Reproduce the records below with "sectional view" switched to "cross-sectional view" and everything else left unchanged, omitting the pictures.

** start RECORDS PROVIDED **

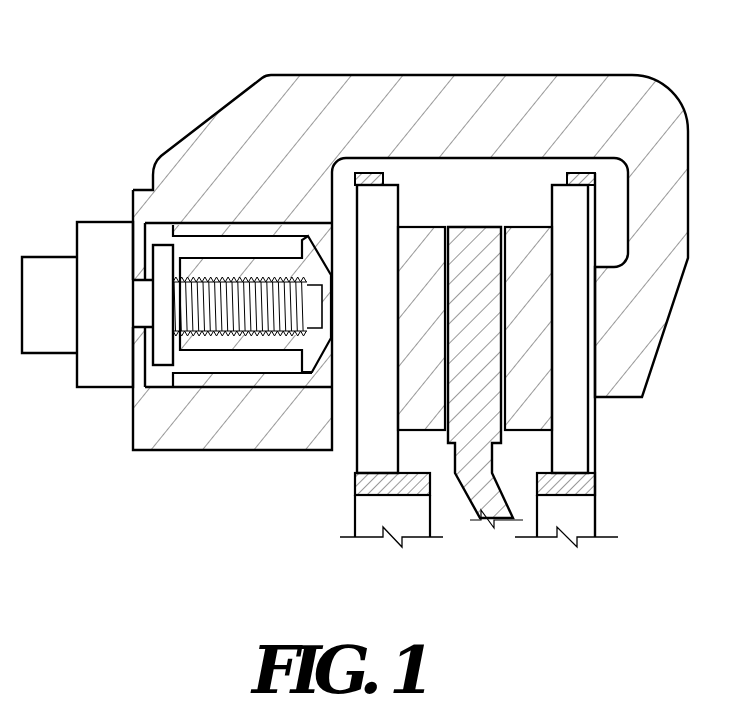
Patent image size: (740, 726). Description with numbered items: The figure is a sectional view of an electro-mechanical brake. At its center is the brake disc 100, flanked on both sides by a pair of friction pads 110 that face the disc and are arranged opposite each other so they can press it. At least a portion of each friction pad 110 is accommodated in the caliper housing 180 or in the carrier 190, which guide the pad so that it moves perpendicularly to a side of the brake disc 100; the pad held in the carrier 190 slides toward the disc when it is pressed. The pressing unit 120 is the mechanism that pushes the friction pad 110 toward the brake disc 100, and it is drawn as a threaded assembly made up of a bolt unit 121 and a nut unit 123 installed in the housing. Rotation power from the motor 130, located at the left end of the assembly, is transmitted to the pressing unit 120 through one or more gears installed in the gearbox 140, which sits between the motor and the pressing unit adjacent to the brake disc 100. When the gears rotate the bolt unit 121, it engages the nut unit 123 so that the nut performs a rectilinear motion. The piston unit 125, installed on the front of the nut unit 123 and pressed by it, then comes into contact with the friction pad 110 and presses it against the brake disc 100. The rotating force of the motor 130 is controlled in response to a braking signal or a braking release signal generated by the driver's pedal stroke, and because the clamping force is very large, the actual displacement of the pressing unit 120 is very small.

The brake disc 100 is at (455, 446).
The friction pad 110 is at (403, 423).
The pressing unit 120 is at (287, 502).
The bolt unit 121 is at (233, 325).
The nut unit 123 is at (305, 362).
The piston unit 125 is at (188, 380).
The motor 130 is at (45, 260).
The gearbox 140 is at (110, 228).
The caliper housing 180 is at (482, 77).
The carrier 190 is at (352, 493).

** end RECORDS PROVIDED **

> **RESULT OF THE EXERCISE**:
Patent image size: (740, 726). Description with numbered items: The figure is a cross-sectional view of an electro-mechanical brake. At its center is the brake disc 100, flanked on both sides by a pair of friction pads 110 that face the disc and are arranged opposite each other so they can press it. At least a portion of each friction pad 110 is accommodated in the caliper housing 180 or in the carrier 190, which guide the pad so that it moves perpendicularly to a side of the brake disc 100; the pad held in the carrier 190 slides toward the disc when it is pressed. The pressing unit 120 is the mechanism that pushes the friction pad 110 toward the brake disc 100, and it is drawn as a threaded assembly made up of a bolt unit 121 and a nut unit 123 installed in the housing. Rotation power from the motor 130, located at the left end of the assembly, is transmitted to the pressing unit 120 through one or more gears installed in the gearbox 140, which sits between the motor and the pressing unit adjacent to the brake disc 100. When the gears rotate the bolt unit 121, it engages the nut unit 123 so that the nut performs a rectilinear motion. The piston unit 125, installed on the front of the nut unit 123 and pressed by it, then comes into contact with the friction pad 110 and presses it against the brake disc 100. The rotating force of the motor 130 is controlled in response to a braking signal or a braking release signal generated by the driver's pedal stroke, and because the clamping force is very large, the actual displacement of the pressing unit 120 is very small.

The brake disc 100 is at (455, 446).
The friction pad 110 is at (403, 423).
The pressing unit 120 is at (287, 502).
The bolt unit 121 is at (233, 325).
The nut unit 123 is at (305, 362).
The piston unit 125 is at (188, 380).
The motor 130 is at (45, 260).
The gearbox 140 is at (110, 228).
The caliper housing 180 is at (482, 77).
The carrier 190 is at (352, 493).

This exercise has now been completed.